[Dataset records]

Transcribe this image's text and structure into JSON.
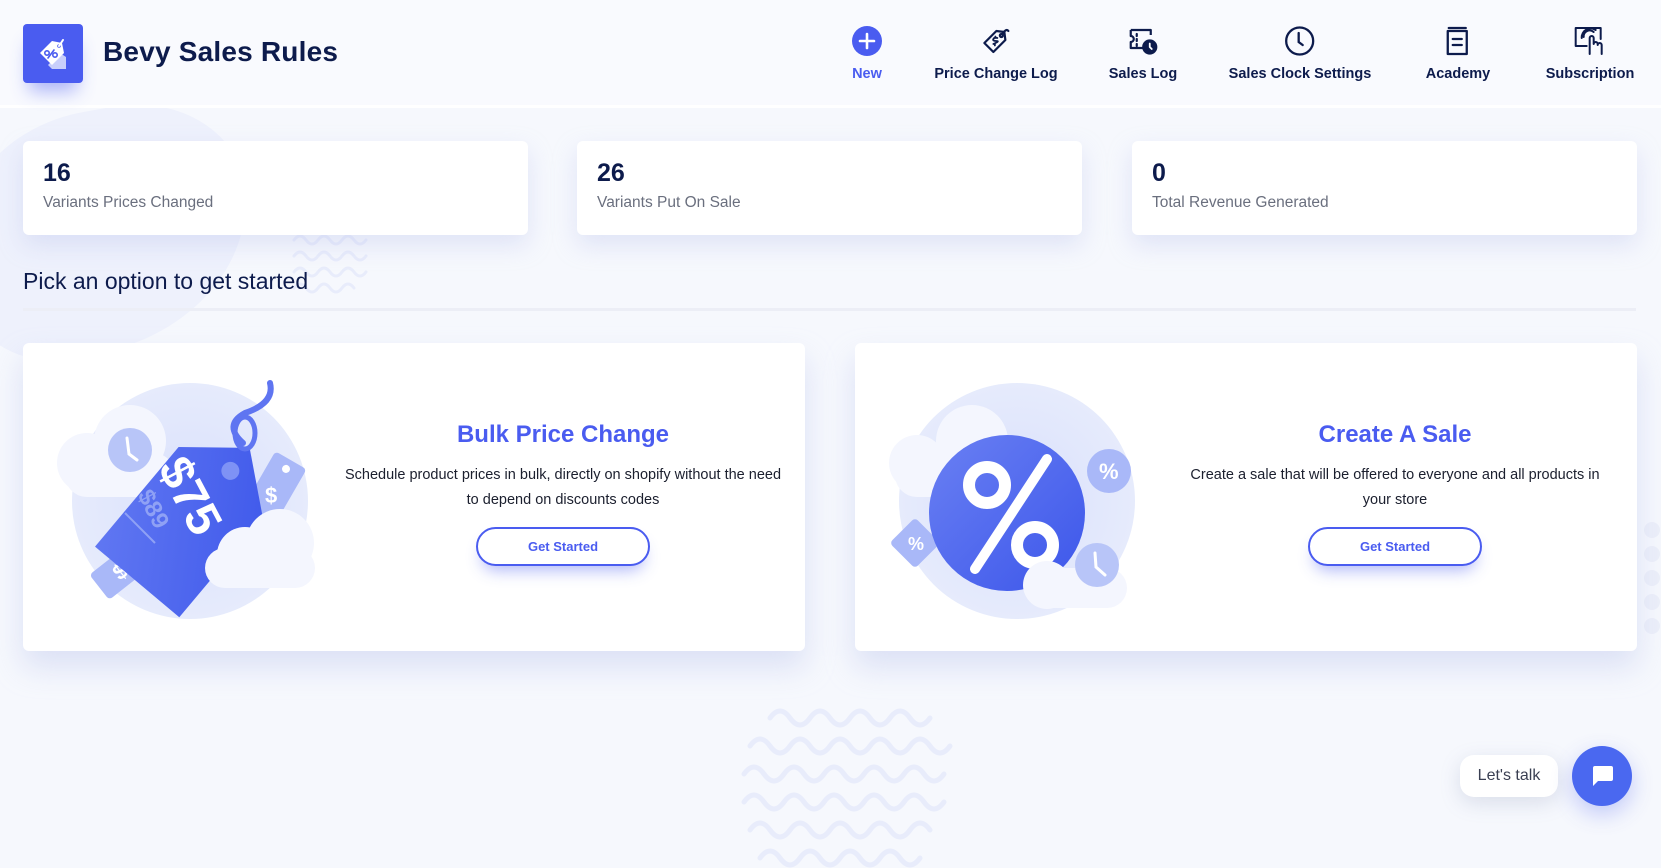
{
  "app": {
    "title": "Bevy Sales Rules",
    "logo_icon": "percent-tag-icon"
  },
  "nav": [
    {
      "label": "New",
      "icon": "plus-circle-icon",
      "active": true
    },
    {
      "label": "Price Change Log",
      "icon": "price-tag-dollar-icon"
    },
    {
      "label": "Sales Log",
      "icon": "ticket-clock-icon"
    },
    {
      "label": "Sales Clock Settings",
      "icon": "clock-icon"
    },
    {
      "label": "Academy",
      "icon": "book-icon"
    },
    {
      "label": "Subscription",
      "icon": "touch-screen-icon"
    }
  ],
  "stats": [
    {
      "value": "16",
      "label": "Variants Prices Changed"
    },
    {
      "value": "26",
      "label": "Variants Put On Sale"
    },
    {
      "value": "0",
      "label": "Total Revenue Generated"
    }
  ],
  "section": {
    "title": "Pick an option to get started"
  },
  "options": [
    {
      "title": "Bulk Price Change",
      "description": "Schedule product prices in bulk, directly on shopify without the need to depend on discounts codes",
      "button": "Get Started",
      "illustration": {
        "new_price": "$75",
        "old_price": "$89",
        "icon": "price-tag-illustration"
      }
    },
    {
      "title": "Create A Sale",
      "description": "Create a sale that will be offered to everyone and all products in your store",
      "button": "Get Started",
      "illustration": {
        "symbol": "%",
        "icon": "percent-illustration"
      }
    }
  ],
  "chat": {
    "label": "Let's talk",
    "icon": "chat-bubble-icon"
  },
  "colors": {
    "accent": "#4a5cf0",
    "text_dark": "#0d1b4c",
    "text_muted": "#6a6f7e",
    "background": "#f6f8fd"
  }
}
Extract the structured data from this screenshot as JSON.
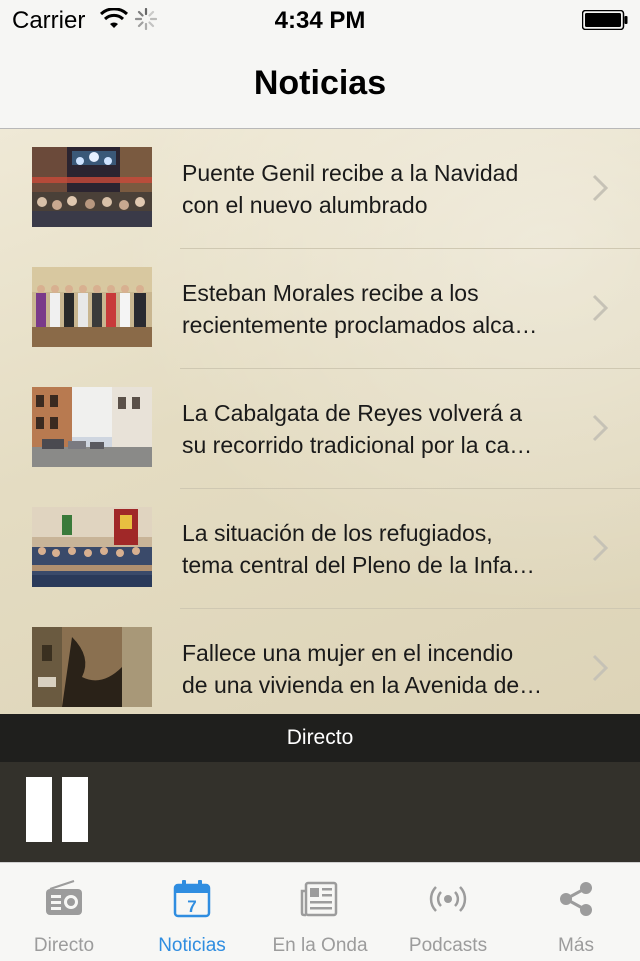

◆ Problem to solve ◆
Report the number of lines in the listing that include the string "Sales"; give nothing but the number.

◆ Exercise result ◆
3